(Lines of data)
>>>>>
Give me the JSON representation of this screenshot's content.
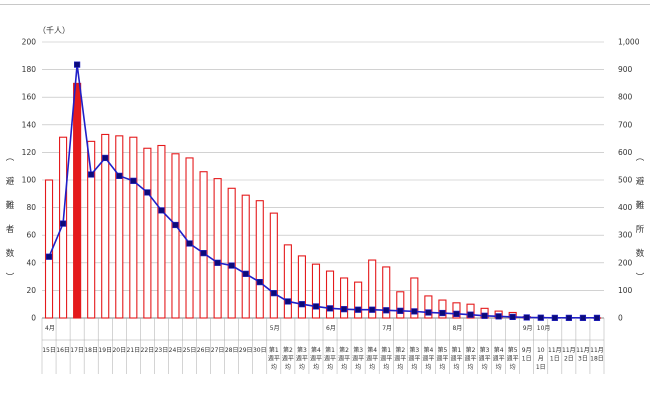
{
  "chart_data": {
    "type": "bar",
    "unit_label": "（千人）",
    "ylabel_left": "避難者数",
    "ylabel_right": "避難所数",
    "ylim_left": [
      0,
      200
    ],
    "ylim_right": [
      0,
      1000
    ],
    "yticks_left": [
      "0",
      "20",
      "40",
      "60",
      "80",
      "100",
      "120",
      "140",
      "160",
      "180",
      "200"
    ],
    "yticks_right": [
      "0",
      "100",
      "200",
      "300",
      "400",
      "500",
      "600",
      "700",
      "800",
      "900",
      "1,000"
    ],
    "grid": true,
    "month_labels": [
      {
        "index": 0,
        "text": "4月"
      },
      {
        "index": 16,
        "text": "5月"
      },
      {
        "index": 20,
        "text": "6月"
      },
      {
        "index": 24,
        "text": "7月"
      },
      {
        "index": 29,
        "text": "8月"
      },
      {
        "index": 34,
        "text": "9月"
      },
      {
        "index": 35,
        "text": "10月"
      }
    ],
    "categories": [
      [
        "15日"
      ],
      [
        "16日"
      ],
      [
        "17日"
      ],
      [
        "18日"
      ],
      [
        "19日"
      ],
      [
        "20日"
      ],
      [
        "21日"
      ],
      [
        "22日"
      ],
      [
        "23日"
      ],
      [
        "24日"
      ],
      [
        "25日"
      ],
      [
        "26日"
      ],
      [
        "27日"
      ],
      [
        "28日"
      ],
      [
        "29日"
      ],
      [
        "30日"
      ],
      [
        "第1",
        "週平",
        "均"
      ],
      [
        "第2",
        "週平",
        "均"
      ],
      [
        "第3",
        "週平",
        "均"
      ],
      [
        "第4",
        "週平",
        "均"
      ],
      [
        "第1",
        "週平",
        "均"
      ],
      [
        "第2",
        "週平",
        "均"
      ],
      [
        "第3",
        "週平",
        "均"
      ],
      [
        "第4",
        "週平",
        "均"
      ],
      [
        "第1",
        "週平",
        "均"
      ],
      [
        "第2",
        "週平",
        "均"
      ],
      [
        "第3",
        "週平",
        "均"
      ],
      [
        "第4",
        "週平",
        "均"
      ],
      [
        "第5",
        "週平",
        "均"
      ],
      [
        "第1",
        "週平",
        "均"
      ],
      [
        "第2",
        "週平",
        "均"
      ],
      [
        "第3",
        "週平",
        "均"
      ],
      [
        "第4",
        "週平",
        "均"
      ],
      [
        "第5",
        "週平",
        "均"
      ],
      [
        "9月",
        "1日"
      ],
      [
        "10",
        "月",
        "1日"
      ],
      [
        "11月",
        "1日"
      ],
      [
        "11月",
        "2日"
      ],
      [
        "11月",
        "3日"
      ],
      [
        "11月",
        "18日"
      ]
    ],
    "series": [
      {
        "axis": "left",
        "kind": "bar",
        "color": "#e41a1c",
        "highlight_index": 2,
        "values": [
          100,
          131,
          170,
          128,
          133,
          132,
          131,
          123,
          125,
          119,
          116,
          106,
          101,
          94,
          89,
          85,
          76,
          53,
          45,
          39,
          34,
          29,
          26,
          42,
          37,
          19,
          29,
          16,
          13,
          11,
          10,
          7,
          5,
          4,
          1,
          0.5,
          0.3,
          0.2,
          0.2,
          0.1
        ]
      },
      {
        "axis": "right",
        "kind": "line",
        "color": "#2020c8",
        "marker_color": "#0b0b7a",
        "values": [
          222,
          342,
          918,
          520,
          580,
          515,
          497,
          455,
          390,
          337,
          270,
          235,
          200,
          190,
          160,
          130,
          90,
          60,
          50,
          42,
          35,
          32,
          30,
          30,
          28,
          26,
          24,
          20,
          18,
          15,
          12,
          8,
          6,
          4,
          2,
          1,
          0.5,
          0.5,
          0.5,
          0.5
        ]
      }
    ]
  }
}
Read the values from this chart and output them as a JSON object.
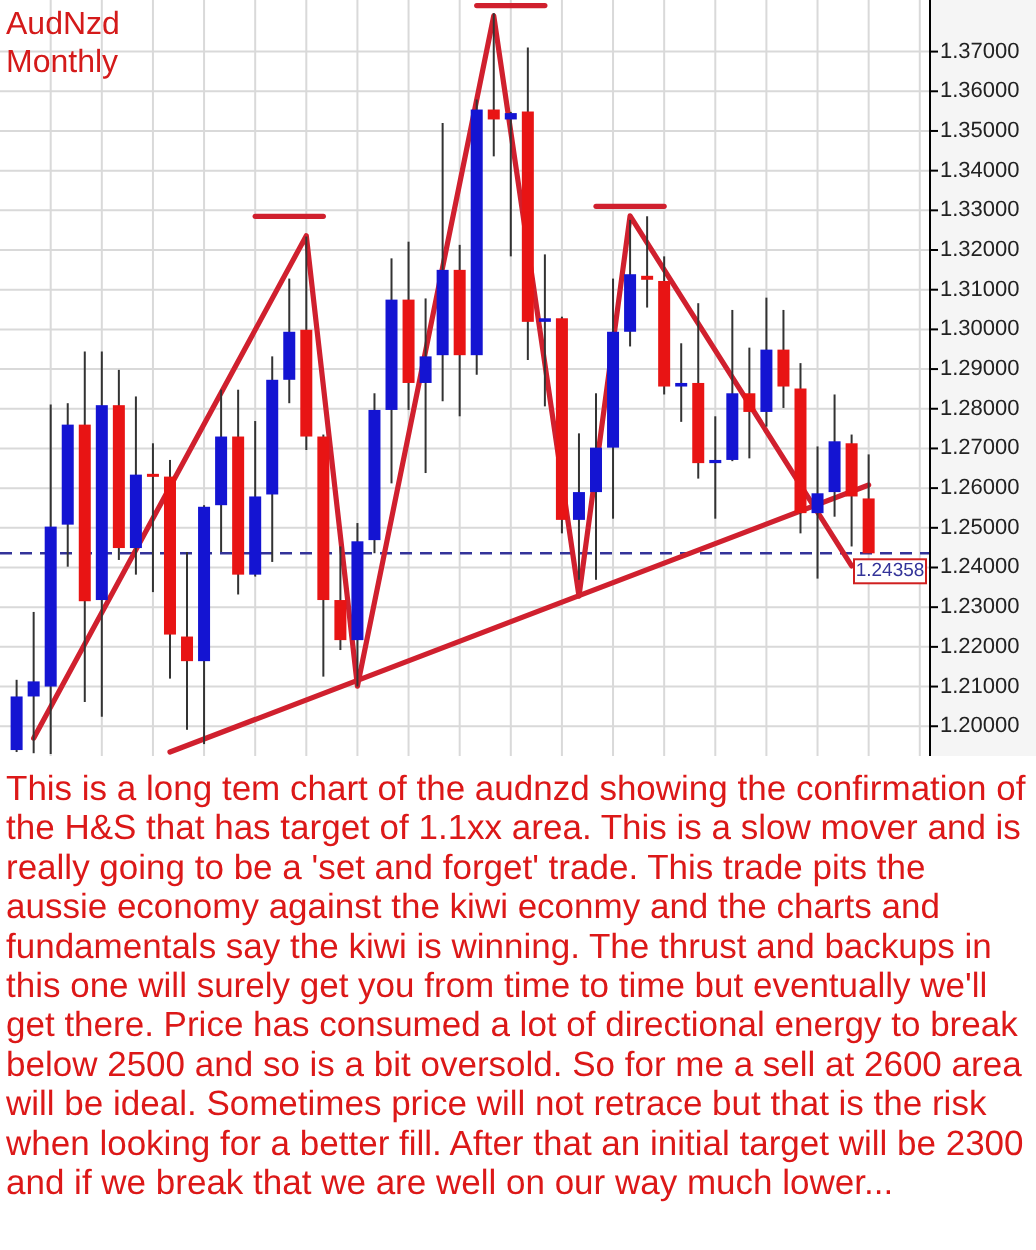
{
  "chart_data": {
    "type": "candlestick",
    "title": "AudNzd",
    "subtitle": "Monthly",
    "categories": [
      null,
      null,
      null,
      null,
      null,
      null,
      null,
      null,
      null,
      null,
      null,
      null,
      null,
      null,
      null,
      null,
      null,
      null,
      null,
      null,
      null,
      null,
      null,
      null,
      null,
      null,
      null,
      null,
      null,
      null,
      null,
      null,
      null,
      null,
      null,
      null,
      null,
      null,
      null,
      null,
      null,
      null,
      null,
      null,
      null,
      null,
      null,
      null,
      null,
      null,
      null
    ],
    "ohlc": [
      [
        1.194,
        1.2117,
        1.1935,
        1.2075
      ],
      [
        1.2075,
        1.2288,
        1.1932,
        1.2113
      ],
      [
        1.21,
        1.2811,
        1.193,
        1.2503
      ],
      [
        1.2508,
        1.2814,
        1.2402,
        1.276
      ],
      [
        1.276,
        1.2944,
        1.2061,
        1.2315
      ],
      [
        1.2318,
        1.2944,
        1.2024,
        1.2809
      ],
      [
        1.2809,
        1.2898,
        1.2419,
        1.2449
      ],
      [
        1.2449,
        1.2831,
        1.2382,
        1.2634
      ],
      [
        1.2636,
        1.2713,
        1.2338,
        1.263
      ],
      [
        1.2629,
        1.2671,
        1.212,
        1.2231
      ],
      [
        1.2226,
        1.2439,
        1.1991,
        1.2164
      ],
      [
        1.2164,
        1.2557,
        1.1955,
        1.2553
      ],
      [
        1.2557,
        1.2848,
        1.2439,
        1.273
      ],
      [
        1.273,
        1.2848,
        1.2332,
        1.2382
      ],
      [
        1.2382,
        1.2769,
        1.2377,
        1.2579
      ],
      [
        1.2584,
        1.2932,
        1.2414,
        1.2873
      ],
      [
        1.2873,
        1.3128,
        1.2814,
        1.2994
      ],
      [
        1.2999,
        1.3234,
        1.2696,
        1.273
      ],
      [
        1.273,
        1.2735,
        1.2125,
        1.2318
      ],
      [
        1.2318,
        1.2453,
        1.2192,
        1.2217
      ],
      [
        1.2217,
        1.2512,
        1.21,
        1.2466
      ],
      [
        1.2469,
        1.2839,
        1.2436,
        1.2797
      ],
      [
        1.2797,
        1.3179,
        1.2612,
        1.3075
      ],
      [
        1.3075,
        1.3221,
        1.2797,
        1.2865
      ],
      [
        1.2865,
        1.3078,
        1.2638,
        1.2932
      ],
      [
        1.2935,
        1.352,
        1.2819,
        1.315
      ],
      [
        1.315,
        1.3213,
        1.2781,
        1.2935
      ],
      [
        1.2935,
        1.3579,
        1.2886,
        1.3554
      ],
      [
        1.3554,
        1.3797,
        1.3436,
        1.3529
      ],
      [
        1.3529,
        1.3548,
        1.3184,
        1.3545
      ],
      [
        1.3549,
        1.371,
        1.2923,
        1.3019
      ],
      [
        1.3019,
        1.3189,
        1.2806,
        1.3028
      ],
      [
        1.3028,
        1.3032,
        1.2486,
        1.252
      ],
      [
        1.252,
        1.2738,
        1.2369,
        1.259
      ],
      [
        1.259,
        1.2839,
        1.2369,
        1.2702
      ],
      [
        1.2702,
        1.3128,
        1.2523,
        1.2994
      ],
      [
        1.2994,
        1.3276,
        1.2957,
        1.3139
      ],
      [
        1.3135,
        1.3285,
        1.3055,
        1.3125
      ],
      [
        1.3122,
        1.3184,
        1.2836,
        1.2856
      ],
      [
        1.2856,
        1.2965,
        1.2767,
        1.2865
      ],
      [
        1.2865,
        1.3066,
        1.2624,
        1.2663
      ],
      [
        1.2663,
        1.2781,
        1.2523,
        1.2671
      ],
      [
        1.2671,
        1.3049,
        1.2668,
        1.2839
      ],
      [
        1.2839,
        1.2954,
        1.2675,
        1.2792
      ],
      [
        1.2792,
        1.308,
        1.2755,
        1.2949
      ],
      [
        1.2949,
        1.3049,
        1.2802,
        1.2856
      ],
      [
        1.2851,
        1.2915,
        1.2486,
        1.2537
      ],
      [
        1.2537,
        1.2705,
        1.2372,
        1.2587
      ],
      [
        1.259,
        1.2836,
        1.2528,
        1.2718
      ],
      [
        1.2713,
        1.2735,
        1.2453,
        1.2579
      ],
      [
        1.2574,
        1.2685,
        1.24358,
        1.24358
      ]
    ],
    "colors": [
      "#1414d2",
      "#1414d2",
      "#1414d2",
      "#1414d2",
      "#e81414",
      "#1414d2",
      "#e81414",
      "#1414d2",
      "#e81414",
      "#e81414",
      "#e81414",
      "#1414d2",
      "#1414d2",
      "#e81414",
      "#1414d2",
      "#1414d2",
      "#1414d2",
      "#e81414",
      "#e81414",
      "#e81414",
      "#1414d2",
      "#1414d2",
      "#1414d2",
      "#e81414",
      "#1414d2",
      "#1414d2",
      "#e81414",
      "#1414d2",
      "#e81414",
      "#1414d2",
      "#e81414",
      "#1414d2",
      "#e81414",
      "#1414d2",
      "#1414d2",
      "#1414d2",
      "#1414d2",
      "#e81414",
      "#e81414",
      "#1414d2",
      "#e81414",
      "#1414d2",
      "#1414d2",
      "#e81414",
      "#1414d2",
      "#e81414",
      "#e81414",
      "#1414d2",
      "#1414d2",
      "#e81414",
      "#e81414"
    ],
    "series": [
      {
        "type": "line",
        "color": "#d0202e",
        "values": [
          null,
          1.197,
          null,
          null,
          null,
          null,
          null,
          null,
          null,
          null,
          null,
          null,
          null,
          null,
          null,
          null,
          null,
          1.3236,
          null,
          null,
          1.2101,
          null,
          null,
          null,
          null,
          null,
          null,
          null,
          1.379,
          null,
          null,
          null,
          null,
          1.2328,
          null,
          null,
          1.3286,
          null,
          null,
          null,
          null,
          null,
          null,
          null,
          null,
          null,
          null,
          null,
          null,
          1.2404,
          null
        ]
      },
      {
        "type": "line",
        "color": "#d0202e",
        "values": [
          null,
          null,
          null,
          null,
          null,
          null,
          null,
          null,
          null,
          1.1935,
          null,
          null,
          null,
          null,
          null,
          null,
          null,
          null,
          null,
          null,
          null,
          null,
          null,
          null,
          null,
          null,
          null,
          null,
          null,
          null,
          null,
          null,
          null,
          null,
          null,
          null,
          null,
          null,
          null,
          null,
          null,
          null,
          null,
          null,
          null,
          null,
          null,
          null,
          null,
          null,
          1.2608
        ]
      },
      {
        "type": "line",
        "color": "#d0202e",
        "values": [
          null,
          null,
          null,
          null,
          null,
          null,
          null,
          null,
          null,
          null,
          null,
          null,
          null,
          null,
          1.3285,
          null,
          null,
          null,
          1.3285,
          null,
          null,
          null,
          null,
          null,
          null,
          null,
          null,
          null,
          null,
          null,
          null,
          null,
          null,
          null,
          null,
          null,
          null,
          null,
          null,
          null,
          null,
          null,
          null,
          null,
          null,
          null,
          null,
          null,
          null,
          null,
          null
        ]
      },
      {
        "type": "line",
        "color": "#d0202e",
        "values": [
          null,
          null,
          null,
          null,
          null,
          null,
          null,
          null,
          null,
          null,
          null,
          null,
          null,
          null,
          null,
          null,
          null,
          null,
          null,
          null,
          null,
          null,
          null,
          null,
          null,
          null,
          null,
          1.3816,
          null,
          null,
          null,
          1.3816,
          null,
          null,
          null,
          null,
          null,
          null,
          null,
          null,
          null,
          null,
          null,
          null,
          null,
          null,
          null,
          null,
          null,
          null,
          null
        ]
      },
      {
        "type": "line",
        "color": "#d0202e",
        "values": [
          null,
          null,
          null,
          null,
          null,
          null,
          null,
          null,
          null,
          null,
          null,
          null,
          null,
          null,
          null,
          null,
          null,
          null,
          null,
          null,
          null,
          null,
          null,
          null,
          null,
          null,
          null,
          null,
          null,
          null,
          null,
          null,
          null,
          null,
          1.331,
          null,
          null,
          null,
          1.331,
          null,
          null,
          null,
          null,
          null,
          null,
          null,
          null,
          null,
          null,
          null,
          null
        ]
      }
    ],
    "ylim": [
      1.1925,
      1.383
    ],
    "yticks": [
      {
        "value": 1.2,
        "label": "1.20000"
      },
      {
        "value": 1.21,
        "label": "1.21000"
      },
      {
        "value": 1.22,
        "label": "1.22000"
      },
      {
        "value": 1.23,
        "label": "1.23000"
      },
      {
        "value": 1.24,
        "label": "1.24000"
      },
      {
        "value": 1.25,
        "label": "1.25000"
      },
      {
        "value": 1.26,
        "label": "1.26000"
      },
      {
        "value": 1.27,
        "label": "1.27000"
      },
      {
        "value": 1.28,
        "label": "1.28000"
      },
      {
        "value": 1.29,
        "label": "1.29000"
      },
      {
        "value": 1.3,
        "label": "1.30000"
      },
      {
        "value": 1.31,
        "label": "1.31000"
      },
      {
        "value": 1.32,
        "label": "1.32000"
      },
      {
        "value": 1.33,
        "label": "1.33000"
      },
      {
        "value": 1.34,
        "label": "1.34000"
      },
      {
        "value": 1.35,
        "label": "1.35000"
      },
      {
        "value": 1.36,
        "label": "1.36000"
      },
      {
        "value": 1.37,
        "label": "1.37000"
      }
    ],
    "grid": true,
    "tick_labels": "y",
    "ref_lines": [
      {
        "axis": "y",
        "value": 1.24358,
        "label": "1.24358",
        "color": "#333399",
        "line_style": "dashed"
      }
    ],
    "annotations": [
      "This is a long tem chart of the audnzd showing the confirmation of the H&S that has target of 1.1xx area. This is a slow mover and is really going to be a 'set and forget' trade. This trade pits the aussie economy against the kiwi econmy and the charts and fundamentals say the kiwi is winning. The thrust and backups in this one will surely get you from time to time but eventually we'll get there. Price has consumed a lot of directional energy to break below 2500 and so is a bit oversold. So for me a sell at 2600 area will be ideal. Sometimes price will not retrace but that is the risk when looking for a better fill. After that an initial target will be 2300 and if we break that we are well on our way much lower..."
    ]
  }
}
<<<<<
*What the exercise asks*.
The answer is the number of lines in the preceding material that hold "from"; write that number and nothing else.

*Expected output*.
2